▶ _THE REQUEST_
Print the whole listing exactly.

[A block of data]
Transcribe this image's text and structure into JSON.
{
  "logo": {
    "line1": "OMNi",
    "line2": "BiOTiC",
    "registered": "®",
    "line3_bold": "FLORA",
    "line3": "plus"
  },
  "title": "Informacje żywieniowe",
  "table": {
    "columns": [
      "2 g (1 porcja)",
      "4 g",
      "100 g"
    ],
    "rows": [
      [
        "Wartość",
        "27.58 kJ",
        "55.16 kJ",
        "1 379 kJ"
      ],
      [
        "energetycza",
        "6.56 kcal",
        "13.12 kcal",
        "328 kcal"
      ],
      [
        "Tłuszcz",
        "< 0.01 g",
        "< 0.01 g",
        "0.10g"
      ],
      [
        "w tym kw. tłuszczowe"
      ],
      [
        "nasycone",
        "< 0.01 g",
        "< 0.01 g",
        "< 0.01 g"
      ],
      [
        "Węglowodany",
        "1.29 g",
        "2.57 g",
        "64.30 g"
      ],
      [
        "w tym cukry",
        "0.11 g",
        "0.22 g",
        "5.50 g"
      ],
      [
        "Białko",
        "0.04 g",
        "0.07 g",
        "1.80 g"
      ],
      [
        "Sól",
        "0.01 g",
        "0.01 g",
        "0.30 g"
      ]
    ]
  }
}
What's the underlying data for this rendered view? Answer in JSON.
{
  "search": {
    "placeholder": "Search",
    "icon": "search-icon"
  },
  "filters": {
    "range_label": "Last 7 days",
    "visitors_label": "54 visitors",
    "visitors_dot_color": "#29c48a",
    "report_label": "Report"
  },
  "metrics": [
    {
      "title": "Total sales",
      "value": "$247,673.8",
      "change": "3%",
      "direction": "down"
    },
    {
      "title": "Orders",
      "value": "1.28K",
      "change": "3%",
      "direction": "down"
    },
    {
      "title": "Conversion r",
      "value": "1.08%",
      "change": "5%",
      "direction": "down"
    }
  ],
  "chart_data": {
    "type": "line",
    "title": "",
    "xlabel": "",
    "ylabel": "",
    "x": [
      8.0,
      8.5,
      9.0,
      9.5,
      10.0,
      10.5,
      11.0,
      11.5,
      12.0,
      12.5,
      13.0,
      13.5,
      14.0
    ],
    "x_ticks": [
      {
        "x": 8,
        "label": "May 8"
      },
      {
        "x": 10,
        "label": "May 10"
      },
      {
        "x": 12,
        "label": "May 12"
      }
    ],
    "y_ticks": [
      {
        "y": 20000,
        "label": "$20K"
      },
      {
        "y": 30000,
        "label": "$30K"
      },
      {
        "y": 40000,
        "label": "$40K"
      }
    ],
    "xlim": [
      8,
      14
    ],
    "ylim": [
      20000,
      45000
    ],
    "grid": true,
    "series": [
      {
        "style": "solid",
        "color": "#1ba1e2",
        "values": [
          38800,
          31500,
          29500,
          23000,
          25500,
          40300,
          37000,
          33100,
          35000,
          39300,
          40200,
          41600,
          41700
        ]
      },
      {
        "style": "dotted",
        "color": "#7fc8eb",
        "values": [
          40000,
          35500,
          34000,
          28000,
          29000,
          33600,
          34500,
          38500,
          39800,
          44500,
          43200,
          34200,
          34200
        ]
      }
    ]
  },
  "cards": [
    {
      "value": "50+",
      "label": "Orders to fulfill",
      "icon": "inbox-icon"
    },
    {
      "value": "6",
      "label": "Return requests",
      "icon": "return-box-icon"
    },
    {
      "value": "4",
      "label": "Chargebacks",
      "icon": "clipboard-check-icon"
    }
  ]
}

▶ _RESPONSE_
Transcribe this image's text and structure into JSON.
{
  "logo": {
    "line1": "OMNi",
    "line2": "BiOTiC",
    "registered": "®",
    "line3_bold": "FLORA",
    "line3": "plus"
  },
  "title": "Informacje żywieniowe",
  "table": {
    "columns": [
      "2 g (1 porcja)",
      "4 g",
      "100 g"
    ],
    "rows": [
      [
        "Wartość",
        "27.58 kJ",
        "55.16 kJ",
        "1 379 kJ"
      ],
      [
        "energetycza",
        "6.56 kcal",
        "13.12 kcal",
        "328 kcal"
      ],
      [
        "Tłuszcz",
        "< 0.01 g",
        "< 0.01 g",
        "0.10g"
      ],
      [
        "w tym kw. tłuszczowe"
      ],
      [
        "nasycone",
        "< 0.01 g",
        "< 0.01 g",
        "< 0.01 g"
      ],
      [
        "Węglowodany",
        "1.29 g",
        "2.57 g",
        "64.30 g"
      ],
      [
        "w tym cukry",
        "0.11 g",
        "0.22 g",
        "5.50 g"
      ],
      [
        "Białko",
        "0.04 g",
        "0.07 g",
        "1.80 g"
      ],
      [
        "Sól",
        "0.01 g",
        "0.01 g",
        "0.30 g"
      ]
    ]
  }
}
What's the underlying data for this rendered view? Answer in JSON.
{
  "search": {
    "placeholder": "Search",
    "icon": "search-icon"
  },
  "filters": {
    "range_label": "Last 7 days",
    "visitors_label": "54 visitors",
    "visitors_dot_color": "#29c48a",
    "report_label": "Report"
  },
  "metrics": [
    {
      "title": "Total sales",
      "value": "$247,673.8",
      "change": "3%",
      "direction": "down"
    },
    {
      "title": "Orders",
      "value": "1.28K",
      "change": "3%",
      "direction": "down"
    },
    {
      "title": "Conversion r",
      "value": "1.08%",
      "change": "5%",
      "direction": "down"
    }
  ],
  "chart_data": {
    "type": "line",
    "title": "",
    "xlabel": "",
    "ylabel": "",
    "x": [
      8.0,
      8.5,
      9.0,
      9.5,
      10.0,
      10.5,
      11.0,
      11.5,
      12.0,
      12.5,
      13.0,
      13.5,
      14.0
    ],
    "x_ticks": [
      {
        "x": 8,
        "label": "May 8"
      },
      {
        "x": 10,
        "label": "May 10"
      },
      {
        "x": 12,
        "label": "May 12"
      }
    ],
    "y_ticks": [
      {
        "y": 20000,
        "label": "$20K"
      },
      {
        "y": 30000,
        "label": "$30K"
      },
      {
        "y": 40000,
        "label": "$40K"
      }
    ],
    "xlim": [
      8,
      14
    ],
    "ylim": [
      20000,
      45000
    ],
    "grid": true,
    "series": [
      {
        "style": "solid",
        "color": "#1ba1e2",
        "values": [
          38800,
          31500,
          29500,
          23000,
          25500,
          40300,
          37000,
          33100,
          35000,
          39300,
          40200,
          41600,
          41700
        ]
      },
      {
        "style": "dotted",
        "color": "#7fc8eb",
        "values": [
          40000,
          35500,
          34000,
          28000,
          29000,
          33600,
          34500,
          38500,
          39800,
          44500,
          43200,
          34200,
          34200
        ]
      }
    ]
  },
  "cards": [
    {
      "value": "50+",
      "label": "Orders to fulfill",
      "icon": "inbox-icon"
    },
    {
      "value": "6",
      "label": "Return requests",
      "icon": "return-box-icon"
    },
    {
      "value": "4",
      "label": "Chargebacks",
      "icon": "clipboard-check-icon"
    }
  ]
}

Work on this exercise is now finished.